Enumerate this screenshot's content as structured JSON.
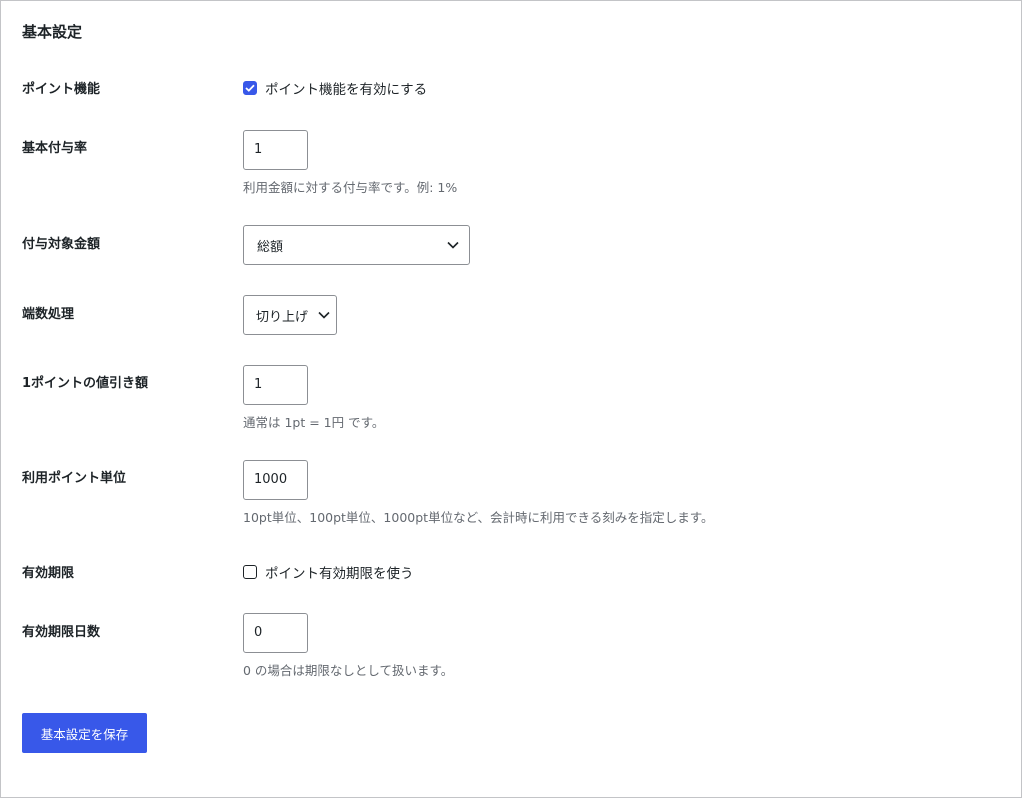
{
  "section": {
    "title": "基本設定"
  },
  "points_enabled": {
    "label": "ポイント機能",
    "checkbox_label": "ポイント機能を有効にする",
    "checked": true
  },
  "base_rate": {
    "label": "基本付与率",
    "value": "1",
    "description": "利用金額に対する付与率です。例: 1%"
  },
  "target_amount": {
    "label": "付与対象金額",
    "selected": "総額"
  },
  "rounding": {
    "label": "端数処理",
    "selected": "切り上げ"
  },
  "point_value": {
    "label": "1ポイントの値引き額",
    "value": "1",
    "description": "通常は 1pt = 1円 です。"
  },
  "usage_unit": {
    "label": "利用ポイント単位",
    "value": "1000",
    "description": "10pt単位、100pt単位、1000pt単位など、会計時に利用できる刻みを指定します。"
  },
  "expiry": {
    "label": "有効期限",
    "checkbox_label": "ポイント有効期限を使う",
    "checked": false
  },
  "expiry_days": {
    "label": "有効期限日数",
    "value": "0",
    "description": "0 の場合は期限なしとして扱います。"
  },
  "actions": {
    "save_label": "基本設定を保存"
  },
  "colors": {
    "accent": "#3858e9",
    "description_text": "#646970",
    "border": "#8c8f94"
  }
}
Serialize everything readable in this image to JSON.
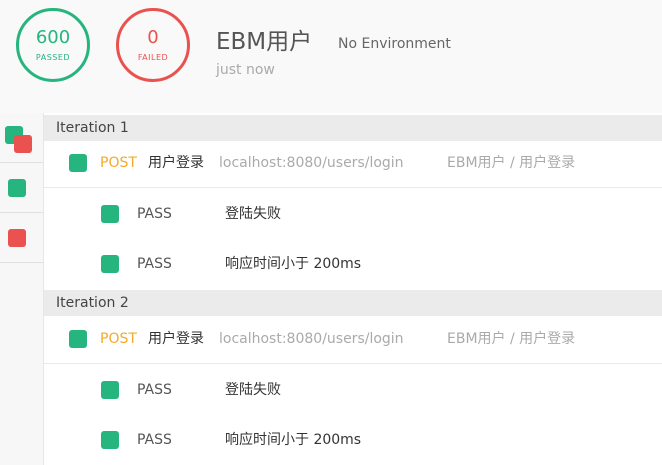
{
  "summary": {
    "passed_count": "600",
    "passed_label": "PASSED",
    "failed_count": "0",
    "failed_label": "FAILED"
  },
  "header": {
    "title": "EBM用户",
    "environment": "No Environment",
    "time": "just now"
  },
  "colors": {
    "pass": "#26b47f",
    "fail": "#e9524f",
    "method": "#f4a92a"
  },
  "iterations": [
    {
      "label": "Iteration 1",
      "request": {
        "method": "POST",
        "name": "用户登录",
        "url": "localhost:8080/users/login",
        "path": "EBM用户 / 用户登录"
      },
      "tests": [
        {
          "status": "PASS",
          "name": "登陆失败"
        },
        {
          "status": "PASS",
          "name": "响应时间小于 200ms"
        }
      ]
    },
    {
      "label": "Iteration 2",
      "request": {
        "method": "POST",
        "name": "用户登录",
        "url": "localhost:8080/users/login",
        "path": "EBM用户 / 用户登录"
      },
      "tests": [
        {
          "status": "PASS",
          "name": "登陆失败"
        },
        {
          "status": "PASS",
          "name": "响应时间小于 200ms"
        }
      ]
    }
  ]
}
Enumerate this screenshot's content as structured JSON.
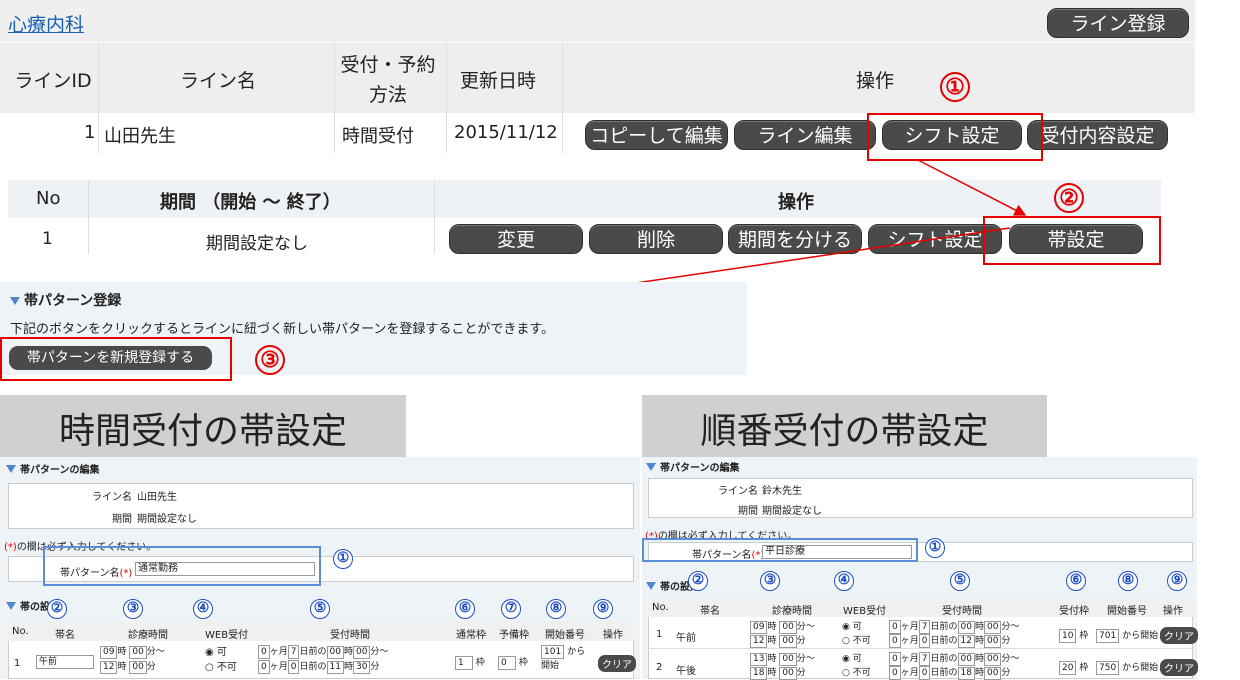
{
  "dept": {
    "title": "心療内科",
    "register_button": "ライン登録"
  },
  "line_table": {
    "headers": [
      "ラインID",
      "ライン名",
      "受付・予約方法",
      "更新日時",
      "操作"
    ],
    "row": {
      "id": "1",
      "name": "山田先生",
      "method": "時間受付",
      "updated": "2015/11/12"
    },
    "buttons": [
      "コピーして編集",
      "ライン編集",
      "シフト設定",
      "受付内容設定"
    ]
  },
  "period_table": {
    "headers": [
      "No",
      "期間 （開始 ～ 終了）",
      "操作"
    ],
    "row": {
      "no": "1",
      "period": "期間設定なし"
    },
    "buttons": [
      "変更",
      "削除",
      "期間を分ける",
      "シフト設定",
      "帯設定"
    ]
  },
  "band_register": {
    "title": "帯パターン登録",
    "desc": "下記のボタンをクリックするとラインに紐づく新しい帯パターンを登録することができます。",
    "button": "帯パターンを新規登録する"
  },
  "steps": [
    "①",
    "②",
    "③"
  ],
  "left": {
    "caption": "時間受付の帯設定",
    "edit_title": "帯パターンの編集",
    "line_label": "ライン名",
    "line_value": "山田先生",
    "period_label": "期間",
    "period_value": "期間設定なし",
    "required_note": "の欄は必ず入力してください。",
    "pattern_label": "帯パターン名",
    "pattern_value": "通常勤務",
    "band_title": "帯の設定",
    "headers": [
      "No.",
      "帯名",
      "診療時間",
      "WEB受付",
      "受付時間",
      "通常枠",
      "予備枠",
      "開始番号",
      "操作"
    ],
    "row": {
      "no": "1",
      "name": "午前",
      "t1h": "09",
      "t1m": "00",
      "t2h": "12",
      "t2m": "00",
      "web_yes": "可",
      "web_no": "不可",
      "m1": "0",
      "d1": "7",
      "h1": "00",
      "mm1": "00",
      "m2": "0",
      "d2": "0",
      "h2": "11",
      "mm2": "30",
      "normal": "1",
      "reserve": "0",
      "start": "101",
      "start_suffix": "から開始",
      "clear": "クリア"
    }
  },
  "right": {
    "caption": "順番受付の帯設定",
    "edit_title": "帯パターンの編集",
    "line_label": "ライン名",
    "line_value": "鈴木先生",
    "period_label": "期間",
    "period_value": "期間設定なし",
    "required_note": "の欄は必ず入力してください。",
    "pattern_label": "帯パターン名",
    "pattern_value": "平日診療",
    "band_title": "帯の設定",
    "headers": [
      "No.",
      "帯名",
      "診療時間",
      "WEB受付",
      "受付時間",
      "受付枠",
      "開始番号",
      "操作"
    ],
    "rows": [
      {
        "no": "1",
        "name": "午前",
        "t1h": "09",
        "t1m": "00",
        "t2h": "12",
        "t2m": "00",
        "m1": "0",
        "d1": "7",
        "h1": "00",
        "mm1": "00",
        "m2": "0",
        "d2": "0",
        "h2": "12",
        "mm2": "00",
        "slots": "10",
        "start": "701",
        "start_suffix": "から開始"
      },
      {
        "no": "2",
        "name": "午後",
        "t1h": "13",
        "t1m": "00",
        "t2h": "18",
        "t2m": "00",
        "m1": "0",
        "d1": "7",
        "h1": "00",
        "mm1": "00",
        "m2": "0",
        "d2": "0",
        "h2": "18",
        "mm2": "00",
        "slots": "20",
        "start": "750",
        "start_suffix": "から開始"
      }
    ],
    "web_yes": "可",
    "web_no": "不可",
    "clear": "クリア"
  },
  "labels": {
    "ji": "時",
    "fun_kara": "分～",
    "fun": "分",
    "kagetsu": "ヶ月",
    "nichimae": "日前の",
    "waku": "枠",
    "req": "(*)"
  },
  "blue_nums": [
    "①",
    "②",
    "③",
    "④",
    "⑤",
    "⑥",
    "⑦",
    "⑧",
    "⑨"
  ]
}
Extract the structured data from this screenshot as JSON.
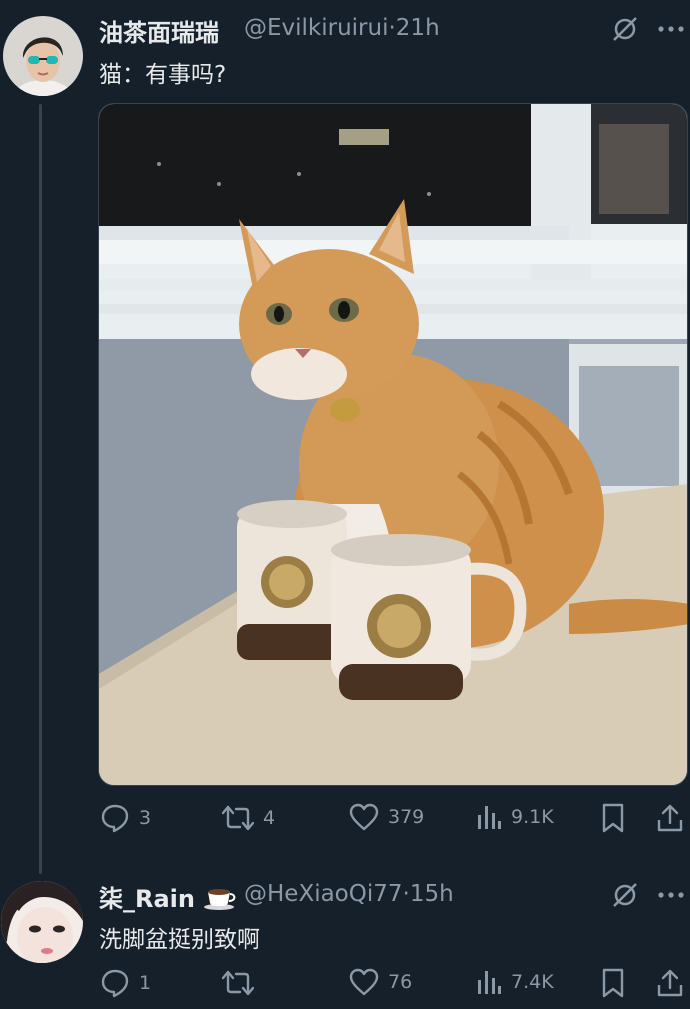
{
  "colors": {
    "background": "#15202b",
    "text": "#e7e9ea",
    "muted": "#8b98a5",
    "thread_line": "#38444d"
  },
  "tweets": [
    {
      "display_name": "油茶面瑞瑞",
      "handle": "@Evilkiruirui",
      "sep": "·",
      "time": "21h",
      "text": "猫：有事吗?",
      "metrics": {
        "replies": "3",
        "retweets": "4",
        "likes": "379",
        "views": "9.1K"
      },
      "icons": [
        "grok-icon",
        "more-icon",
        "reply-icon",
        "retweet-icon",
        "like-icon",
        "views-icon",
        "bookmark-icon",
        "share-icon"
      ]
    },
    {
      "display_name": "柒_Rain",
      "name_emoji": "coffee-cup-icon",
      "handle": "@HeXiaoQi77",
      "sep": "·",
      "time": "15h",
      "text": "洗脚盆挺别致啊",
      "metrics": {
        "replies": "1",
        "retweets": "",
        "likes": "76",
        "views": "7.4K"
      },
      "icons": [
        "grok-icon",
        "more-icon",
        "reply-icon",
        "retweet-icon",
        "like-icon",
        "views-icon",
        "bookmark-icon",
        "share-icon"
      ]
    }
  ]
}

[SET PROBLEM] Restate the data above word for word. Do not include the images.

[RESPONSE TO THIS TASK]
Enumerate this screenshot's content as structured JSON.
{
  "section": {
    "title": "基本設定"
  },
  "points_enabled": {
    "label": "ポイント機能",
    "checkbox_label": "ポイント機能を有効にする",
    "checked": true
  },
  "base_rate": {
    "label": "基本付与率",
    "value": "1",
    "description": "利用金額に対する付与率です。例: 1%"
  },
  "target_amount": {
    "label": "付与対象金額",
    "selected": "総額"
  },
  "rounding": {
    "label": "端数処理",
    "selected": "切り上げ"
  },
  "point_value": {
    "label": "1ポイントの値引き額",
    "value": "1",
    "description": "通常は 1pt = 1円 です。"
  },
  "usage_unit": {
    "label": "利用ポイント単位",
    "value": "1000",
    "description": "10pt単位、100pt単位、1000pt単位など、会計時に利用できる刻みを指定します。"
  },
  "expiry": {
    "label": "有効期限",
    "checkbox_label": "ポイント有効期限を使う",
    "checked": false
  },
  "expiry_days": {
    "label": "有効期限日数",
    "value": "0",
    "description": "0 の場合は期限なしとして扱います。"
  },
  "actions": {
    "save_label": "基本設定を保存"
  },
  "colors": {
    "accent": "#3858e9",
    "description_text": "#646970",
    "border": "#8c8f94"
  }
}
Serialize everything readable in this image to JSON.
{
  "summary": {
    "passed_count": "600",
    "passed_label": "PASSED",
    "failed_count": "0",
    "failed_label": "FAILED"
  },
  "header": {
    "title": "EBM用户",
    "environment": "No Environment",
    "time": "just now"
  },
  "colors": {
    "pass": "#26b47f",
    "fail": "#e9524f",
    "method": "#f4a92a"
  },
  "iterations": [
    {
      "label": "Iteration 1",
      "request": {
        "method": "POST",
        "name": "用户登录",
        "url": "localhost:8080/users/login",
        "path": "EBM用户 / 用户登录"
      },
      "tests": [
        {
          "status": "PASS",
          "name": "登陆失败"
        },
        {
          "status": "PASS",
          "name": "响应时间小于 200ms"
        }
      ]
    },
    {
      "label": "Iteration 2",
      "request": {
        "method": "POST",
        "name": "用户登录",
        "url": "localhost:8080/users/login",
        "path": "EBM用户 / 用户登录"
      },
      "tests": [
        {
          "status": "PASS",
          "name": "登陆失败"
        },
        {
          "status": "PASS",
          "name": "响应时间小于 200ms"
        }
      ]
    }
  ]
}
Enumerate this screenshot's content as structured JSON.
{
  "dept": {
    "title": "心療内科",
    "register_button": "ライン登録"
  },
  "line_table": {
    "headers": [
      "ラインID",
      "ライン名",
      "受付・予約方法",
      "更新日時",
      "操作"
    ],
    "row": {
      "id": "1",
      "name": "山田先生",
      "method": "時間受付",
      "updated": "2015/11/12"
    },
    "buttons": [
      "コピーして編集",
      "ライン編集",
      "シフト設定",
      "受付内容設定"
    ]
  },
  "period_table": {
    "headers": [
      "No",
      "期間 （開始 ～ 終了）",
      "操作"
    ],
    "row": {
      "no": "1",
      "period": "期間設定なし"
    },
    "buttons": [
      "変更",
      "削除",
      "期間を分ける",
      "シフト設定",
      "帯設定"
    ]
  },
  "band_register": {
    "title": "帯パターン登録",
    "desc": "下記のボタンをクリックするとラインに紐づく新しい帯パターンを登録することができます。",
    "button": "帯パターンを新規登録する"
  },
  "steps": [
    "①",
    "②",
    "③"
  ],
  "left": {
    "caption": "時間受付の帯設定",
    "edit_title": "帯パターンの編集",
    "line_label": "ライン名",
    "line_value": "山田先生",
    "period_label": "期間",
    "period_value": "期間設定なし",
    "required_note": "の欄は必ず入力してください。",
    "pattern_label": "帯パターン名",
    "pattern_value": "通常勤務",
    "band_title": "帯の設定",
    "headers": [
      "No.",
      "帯名",
      "診療時間",
      "WEB受付",
      "受付時間",
      "通常枠",
      "予備枠",
      "開始番号",
      "操作"
    ],
    "row": {
      "no": "1",
      "name": "午前",
      "t1h": "09",
      "t1m": "00",
      "t2h": "12",
      "t2m": "00",
      "web_yes": "可",
      "web_no": "不可",
      "m1": "0",
      "d1": "7",
      "h1": "00",
      "mm1": "00",
      "m2": "0",
      "d2": "0",
      "h2": "11",
      "mm2": "30",
      "normal": "1",
      "reserve": "0",
      "start": "101",
      "start_suffix": "から開始",
      "clear": "クリア"
    }
  },
  "right": {
    "caption": "順番受付の帯設定",
    "edit_title": "帯パターンの編集",
    "line_label": "ライン名",
    "line_value": "鈴木先生",
    "period_label": "期間",
    "period_value": "期間設定なし",
    "required_note": "の欄は必ず入力してください。",
    "pattern_label": "帯パターン名",
    "pattern_value": "平日診療",
    "band_title": "帯の設定",
    "headers": [
      "No.",
      "帯名",
      "診療時間",
      "WEB受付",
      "受付時間",
      "受付枠",
      "開始番号",
      "操作"
    ],
    "rows": [
      {
        "no": "1",
        "name": "午前",
        "t1h": "09",
        "t1m": "00",
        "t2h": "12",
        "t2m": "00",
        "m1": "0",
        "d1": "7",
        "h1": "00",
        "mm1": "00",
        "m2": "0",
        "d2": "0",
        "h2": "12",
        "mm2": "00",
        "slots": "10",
        "start": "701",
        "start_suffix": "から開始"
      },
      {
        "no": "2",
        "name": "午後",
        "t1h": "13",
        "t1m": "00",
        "t2h": "18",
        "t2m": "00",
        "m1": "0",
        "d1": "7",
        "h1": "00",
        "mm1": "00",
        "m2": "0",
        "d2": "0",
        "h2": "18",
        "mm2": "00",
        "slots": "20",
        "start": "750",
        "start_suffix": "から開始"
      }
    ],
    "web_yes": "可",
    "web_no": "不可",
    "clear": "クリア"
  },
  "labels": {
    "ji": "時",
    "fun_kara": "分～",
    "fun": "分",
    "kagetsu": "ヶ月",
    "nichimae": "日前の",
    "waku": "枠",
    "req": "(*)"
  },
  "blue_nums": [
    "①",
    "②",
    "③",
    "④",
    "⑤",
    "⑥",
    "⑦",
    "⑧",
    "⑨"
  ]
}
Extract the structured data from this screenshot as JSON.
{
  "colors": {
    "background": "#15202b",
    "text": "#e7e9ea",
    "muted": "#8b98a5",
    "thread_line": "#38444d"
  },
  "tweets": [
    {
      "display_name": "油茶面瑞瑞",
      "handle": "@Evilkiruirui",
      "sep": "·",
      "time": "21h",
      "text": "猫：有事吗?",
      "metrics": {
        "replies": "3",
        "retweets": "4",
        "likes": "379",
        "views": "9.1K"
      },
      "icons": [
        "grok-icon",
        "more-icon",
        "reply-icon",
        "retweet-icon",
        "like-icon",
        "views-icon",
        "bookmark-icon",
        "share-icon"
      ]
    },
    {
      "display_name": "柒_Rain",
      "name_emoji": "coffee-cup-icon",
      "handle": "@HeXiaoQi77",
      "sep": "·",
      "time": "15h",
      "text": "洗脚盆挺别致啊",
      "metrics": {
        "replies": "1",
        "retweets": "",
        "likes": "76",
        "views": "7.4K"
      },
      "icons": [
        "grok-icon",
        "more-icon",
        "reply-icon",
        "retweet-icon",
        "like-icon",
        "views-icon",
        "bookmark-icon",
        "share-icon"
      ]
    }
  ]
}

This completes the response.